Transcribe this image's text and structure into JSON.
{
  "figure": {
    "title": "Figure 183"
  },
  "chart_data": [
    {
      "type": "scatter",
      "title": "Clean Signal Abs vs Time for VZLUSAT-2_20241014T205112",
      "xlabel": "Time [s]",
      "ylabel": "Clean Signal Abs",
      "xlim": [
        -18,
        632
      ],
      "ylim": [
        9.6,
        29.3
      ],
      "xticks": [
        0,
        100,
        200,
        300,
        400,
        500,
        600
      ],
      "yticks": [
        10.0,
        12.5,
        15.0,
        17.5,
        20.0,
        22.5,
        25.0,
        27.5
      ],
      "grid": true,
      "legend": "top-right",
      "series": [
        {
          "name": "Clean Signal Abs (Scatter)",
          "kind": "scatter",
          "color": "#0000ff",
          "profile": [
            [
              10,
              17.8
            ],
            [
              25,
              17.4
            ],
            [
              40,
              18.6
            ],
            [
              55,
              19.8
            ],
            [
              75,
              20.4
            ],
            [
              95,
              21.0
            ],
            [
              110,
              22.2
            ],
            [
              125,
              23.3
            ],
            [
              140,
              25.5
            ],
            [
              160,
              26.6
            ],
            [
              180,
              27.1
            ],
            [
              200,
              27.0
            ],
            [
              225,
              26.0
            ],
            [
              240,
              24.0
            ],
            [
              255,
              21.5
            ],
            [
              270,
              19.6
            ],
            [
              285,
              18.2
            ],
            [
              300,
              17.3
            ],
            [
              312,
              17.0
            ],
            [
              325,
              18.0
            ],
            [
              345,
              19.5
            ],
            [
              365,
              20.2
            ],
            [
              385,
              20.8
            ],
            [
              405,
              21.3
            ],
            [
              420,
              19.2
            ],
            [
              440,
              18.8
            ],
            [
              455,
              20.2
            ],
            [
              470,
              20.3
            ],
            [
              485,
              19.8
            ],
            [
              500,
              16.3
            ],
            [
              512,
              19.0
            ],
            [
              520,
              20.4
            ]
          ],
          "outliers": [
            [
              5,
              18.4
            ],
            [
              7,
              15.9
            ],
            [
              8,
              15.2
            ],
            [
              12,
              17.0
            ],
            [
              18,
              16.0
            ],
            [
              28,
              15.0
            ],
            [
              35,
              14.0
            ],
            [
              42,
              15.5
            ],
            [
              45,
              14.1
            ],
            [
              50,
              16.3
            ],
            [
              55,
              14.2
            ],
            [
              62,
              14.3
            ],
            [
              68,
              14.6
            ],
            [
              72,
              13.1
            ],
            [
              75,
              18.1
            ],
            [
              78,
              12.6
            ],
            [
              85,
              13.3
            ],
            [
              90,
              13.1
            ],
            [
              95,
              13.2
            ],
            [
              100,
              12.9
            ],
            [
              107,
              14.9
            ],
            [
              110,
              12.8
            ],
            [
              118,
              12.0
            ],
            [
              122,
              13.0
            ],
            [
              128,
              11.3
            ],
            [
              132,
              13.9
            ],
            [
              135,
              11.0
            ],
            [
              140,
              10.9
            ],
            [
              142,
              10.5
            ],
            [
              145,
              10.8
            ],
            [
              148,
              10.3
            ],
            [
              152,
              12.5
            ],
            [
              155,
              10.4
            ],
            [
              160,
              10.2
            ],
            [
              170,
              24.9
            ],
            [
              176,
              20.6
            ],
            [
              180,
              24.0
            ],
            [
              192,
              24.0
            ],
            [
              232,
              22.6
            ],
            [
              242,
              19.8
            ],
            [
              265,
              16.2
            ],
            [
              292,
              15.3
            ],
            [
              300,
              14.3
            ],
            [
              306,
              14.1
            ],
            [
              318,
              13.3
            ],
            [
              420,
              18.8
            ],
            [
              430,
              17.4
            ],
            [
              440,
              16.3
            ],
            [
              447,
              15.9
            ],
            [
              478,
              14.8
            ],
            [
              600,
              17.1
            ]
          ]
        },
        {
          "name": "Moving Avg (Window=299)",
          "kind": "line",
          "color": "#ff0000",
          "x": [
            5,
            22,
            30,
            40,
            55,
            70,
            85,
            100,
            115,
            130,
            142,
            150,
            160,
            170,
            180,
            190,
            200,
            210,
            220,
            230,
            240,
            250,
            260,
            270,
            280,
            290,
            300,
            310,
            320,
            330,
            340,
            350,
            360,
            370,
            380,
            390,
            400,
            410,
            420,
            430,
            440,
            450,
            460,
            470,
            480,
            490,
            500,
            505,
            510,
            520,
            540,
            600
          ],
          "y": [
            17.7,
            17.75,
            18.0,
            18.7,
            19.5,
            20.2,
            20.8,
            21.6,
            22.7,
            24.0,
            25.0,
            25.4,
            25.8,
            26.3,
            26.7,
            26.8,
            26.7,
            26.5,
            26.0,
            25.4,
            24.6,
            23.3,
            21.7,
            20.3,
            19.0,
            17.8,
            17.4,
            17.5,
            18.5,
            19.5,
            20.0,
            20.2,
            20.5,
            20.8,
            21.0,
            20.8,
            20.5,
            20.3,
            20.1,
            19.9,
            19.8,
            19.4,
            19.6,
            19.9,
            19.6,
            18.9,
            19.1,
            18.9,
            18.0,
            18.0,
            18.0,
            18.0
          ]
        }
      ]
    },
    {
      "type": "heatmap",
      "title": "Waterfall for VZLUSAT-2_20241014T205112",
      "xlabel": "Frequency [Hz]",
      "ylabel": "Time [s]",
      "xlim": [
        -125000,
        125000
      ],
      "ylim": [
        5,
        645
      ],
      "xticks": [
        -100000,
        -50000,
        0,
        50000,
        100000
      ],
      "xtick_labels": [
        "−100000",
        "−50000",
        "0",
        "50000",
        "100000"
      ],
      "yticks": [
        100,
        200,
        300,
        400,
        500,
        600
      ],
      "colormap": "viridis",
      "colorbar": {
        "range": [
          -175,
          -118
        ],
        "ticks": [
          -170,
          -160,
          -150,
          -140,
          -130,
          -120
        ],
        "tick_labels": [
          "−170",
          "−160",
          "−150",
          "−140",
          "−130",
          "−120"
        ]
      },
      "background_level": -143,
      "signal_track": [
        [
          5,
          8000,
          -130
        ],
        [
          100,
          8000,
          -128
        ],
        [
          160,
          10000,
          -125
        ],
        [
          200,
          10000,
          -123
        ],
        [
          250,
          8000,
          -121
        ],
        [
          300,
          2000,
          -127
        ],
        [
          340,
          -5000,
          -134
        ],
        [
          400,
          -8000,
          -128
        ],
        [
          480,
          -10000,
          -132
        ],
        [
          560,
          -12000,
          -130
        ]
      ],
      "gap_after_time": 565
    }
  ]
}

═══

▸ **REQUEST**
Each entry above needs to be retyped exactly.

▸ **WRITTEN SOLUTION**
Transcribe this image's text and structure into JSON.
{
  "figure": {
    "title": "Figure 183"
  },
  "chart_data": [
    {
      "type": "scatter",
      "title": "Clean Signal Abs vs Time for VZLUSAT-2_20241014T205112",
      "xlabel": "Time [s]",
      "ylabel": "Clean Signal Abs",
      "xlim": [
        -18,
        632
      ],
      "ylim": [
        9.6,
        29.3
      ],
      "xticks": [
        0,
        100,
        200,
        300,
        400,
        500,
        600
      ],
      "yticks": [
        10.0,
        12.5,
        15.0,
        17.5,
        20.0,
        22.5,
        25.0,
        27.5
      ],
      "grid": true,
      "legend": "top-right",
      "series": [
        {
          "name": "Clean Signal Abs (Scatter)",
          "kind": "scatter",
          "color": "#0000ff",
          "profile": [
            [
              10,
              17.8
            ],
            [
              25,
              17.4
            ],
            [
              40,
              18.6
            ],
            [
              55,
              19.8
            ],
            [
              75,
              20.4
            ],
            [
              95,
              21.0
            ],
            [
              110,
              22.2
            ],
            [
              125,
              23.3
            ],
            [
              140,
              25.5
            ],
            [
              160,
              26.6
            ],
            [
              180,
              27.1
            ],
            [
              200,
              27.0
            ],
            [
              225,
              26.0
            ],
            [
              240,
              24.0
            ],
            [
              255,
              21.5
            ],
            [
              270,
              19.6
            ],
            [
              285,
              18.2
            ],
            [
              300,
              17.3
            ],
            [
              312,
              17.0
            ],
            [
              325,
              18.0
            ],
            [
              345,
              19.5
            ],
            [
              365,
              20.2
            ],
            [
              385,
              20.8
            ],
            [
              405,
              21.3
            ],
            [
              420,
              19.2
            ],
            [
              440,
              18.8
            ],
            [
              455,
              20.2
            ],
            [
              470,
              20.3
            ],
            [
              485,
              19.8
            ],
            [
              500,
              16.3
            ],
            [
              512,
              19.0
            ],
            [
              520,
              20.4
            ]
          ],
          "outliers": [
            [
              5,
              18.4
            ],
            [
              7,
              15.9
            ],
            [
              8,
              15.2
            ],
            [
              12,
              17.0
            ],
            [
              18,
              16.0
            ],
            [
              28,
              15.0
            ],
            [
              35,
              14.0
            ],
            [
              42,
              15.5
            ],
            [
              45,
              14.1
            ],
            [
              50,
              16.3
            ],
            [
              55,
              14.2
            ],
            [
              62,
              14.3
            ],
            [
              68,
              14.6
            ],
            [
              72,
              13.1
            ],
            [
              75,
              18.1
            ],
            [
              78,
              12.6
            ],
            [
              85,
              13.3
            ],
            [
              90,
              13.1
            ],
            [
              95,
              13.2
            ],
            [
              100,
              12.9
            ],
            [
              107,
              14.9
            ],
            [
              110,
              12.8
            ],
            [
              118,
              12.0
            ],
            [
              122,
              13.0
            ],
            [
              128,
              11.3
            ],
            [
              132,
              13.9
            ],
            [
              135,
              11.0
            ],
            [
              140,
              10.9
            ],
            [
              142,
              10.5
            ],
            [
              145,
              10.8
            ],
            [
              148,
              10.3
            ],
            [
              152,
              12.5
            ],
            [
              155,
              10.4
            ],
            [
              160,
              10.2
            ],
            [
              170,
              24.9
            ],
            [
              176,
              20.6
            ],
            [
              180,
              24.0
            ],
            [
              192,
              24.0
            ],
            [
              232,
              22.6
            ],
            [
              242,
              19.8
            ],
            [
              265,
              16.2
            ],
            [
              292,
              15.3
            ],
            [
              300,
              14.3
            ],
            [
              306,
              14.1
            ],
            [
              318,
              13.3
            ],
            [
              420,
              18.8
            ],
            [
              430,
              17.4
            ],
            [
              440,
              16.3
            ],
            [
              447,
              15.9
            ],
            [
              478,
              14.8
            ],
            [
              600,
              17.1
            ]
          ]
        },
        {
          "name": "Moving Avg (Window=299)",
          "kind": "line",
          "color": "#ff0000",
          "x": [
            5,
            22,
            30,
            40,
            55,
            70,
            85,
            100,
            115,
            130,
            142,
            150,
            160,
            170,
            180,
            190,
            200,
            210,
            220,
            230,
            240,
            250,
            260,
            270,
            280,
            290,
            300,
            310,
            320,
            330,
            340,
            350,
            360,
            370,
            380,
            390,
            400,
            410,
            420,
            430,
            440,
            450,
            460,
            470,
            480,
            490,
            500,
            505,
            510,
            520,
            540,
            600
          ],
          "y": [
            17.7,
            17.75,
            18.0,
            18.7,
            19.5,
            20.2,
            20.8,
            21.6,
            22.7,
            24.0,
            25.0,
            25.4,
            25.8,
            26.3,
            26.7,
            26.8,
            26.7,
            26.5,
            26.0,
            25.4,
            24.6,
            23.3,
            21.7,
            20.3,
            19.0,
            17.8,
            17.4,
            17.5,
            18.5,
            19.5,
            20.0,
            20.2,
            20.5,
            20.8,
            21.0,
            20.8,
            20.5,
            20.3,
            20.1,
            19.9,
            19.8,
            19.4,
            19.6,
            19.9,
            19.6,
            18.9,
            19.1,
            18.9,
            18.0,
            18.0,
            18.0,
            18.0
          ]
        }
      ]
    },
    {
      "type": "heatmap",
      "title": "Waterfall for VZLUSAT-2_20241014T205112",
      "xlabel": "Frequency [Hz]",
      "ylabel": "Time [s]",
      "xlim": [
        -125000,
        125000
      ],
      "ylim": [
        5,
        645
      ],
      "xticks": [
        -100000,
        -50000,
        0,
        50000,
        100000
      ],
      "xtick_labels": [
        "−100000",
        "−50000",
        "0",
        "50000",
        "100000"
      ],
      "yticks": [
        100,
        200,
        300,
        400,
        500,
        600
      ],
      "colormap": "viridis",
      "colorbar": {
        "range": [
          -175,
          -118
        ],
        "ticks": [
          -170,
          -160,
          -150,
          -140,
          -130,
          -120
        ],
        "tick_labels": [
          "−170",
          "−160",
          "−150",
          "−140",
          "−130",
          "−120"
        ]
      },
      "background_level": -143,
      "signal_track": [
        [
          5,
          8000,
          -130
        ],
        [
          100,
          8000,
          -128
        ],
        [
          160,
          10000,
          -125
        ],
        [
          200,
          10000,
          -123
        ],
        [
          250,
          8000,
          -121
        ],
        [
          300,
          2000,
          -127
        ],
        [
          340,
          -5000,
          -134
        ],
        [
          400,
          -8000,
          -128
        ],
        [
          480,
          -10000,
          -132
        ],
        [
          560,
          -12000,
          -130
        ]
      ],
      "gap_after_time": 565
    }
  ]
}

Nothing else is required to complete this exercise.